DATA FOR THIS EXERCISE =>
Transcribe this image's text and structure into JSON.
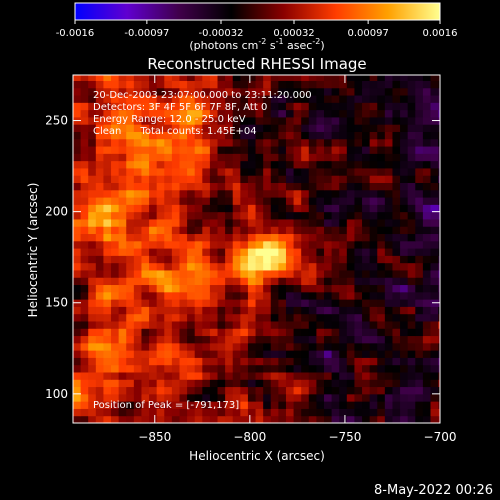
{
  "chart_data": {
    "type": "heatmap",
    "title": "Reconstructed RHESSI Image",
    "xlabel": "Heliocentric X (arcsec)",
    "ylabel": "Heliocentric Y (arcsec)",
    "xlim": [
      -893,
      -700
    ],
    "ylim": [
      84,
      275
    ],
    "x_ticks": [
      -850,
      -800,
      -750,
      -700
    ],
    "y_ticks": [
      100,
      150,
      200,
      250
    ],
    "colorbar": {
      "ticks": [
        -0.0016,
        -0.00097,
        -0.00032,
        0.00032,
        0.00097,
        0.0016
      ],
      "tick_labels": [
        "-0.0016",
        "-0.00097",
        "-0.00032",
        "0.00032",
        "0.00097",
        "0.0016"
      ],
      "unit_text": "(photons cm",
      "unit_exp1": "-2",
      "unit_mid": " s",
      "unit_exp2": "-1",
      "unit_end": " asec",
      "unit_exp3": "-2",
      "unit_close": ")",
      "colors": [
        "#0000ff",
        "#6000d0",
        "#40004a",
        "#000000",
        "#8a0000",
        "#ff3c00",
        "#ffa000",
        "#ffff90"
      ]
    },
    "annotations": [
      "20-Dec-2003 23:07:00.000 to 23:11:20.000",
      "Detectors: 3F 4F 5F 6F 7F 8F, Att 0",
      "Energy Range: 12.0 - 25.0 keV",
      "Clean      Total counts: 1.45E+04"
    ],
    "peak_label": "Position of Peak = [-791,173]",
    "peak": {
      "x": -791,
      "y": 173,
      "value": 0.0016
    },
    "bright_regions": [
      {
        "x": -840,
        "y": 248,
        "value": 0.00075
      },
      {
        "x": -860,
        "y": 195,
        "value": 0.0006
      },
      {
        "x": -830,
        "y": 160,
        "value": 0.00065
      },
      {
        "x": -880,
        "y": 120,
        "value": 0.00045
      }
    ]
  },
  "footer": {
    "timestamp": "8-May-2022 00:26"
  }
}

WHAT YOU HAVE TO DO =>
Which lines above contain the word "value"? Copy each of them.

OUTPUT OF THE EXERCISE =>
      "value": 0.0016
        "value": 0.00075
        "value": 0.0006
        "value": 0.00065
        "value": 0.00045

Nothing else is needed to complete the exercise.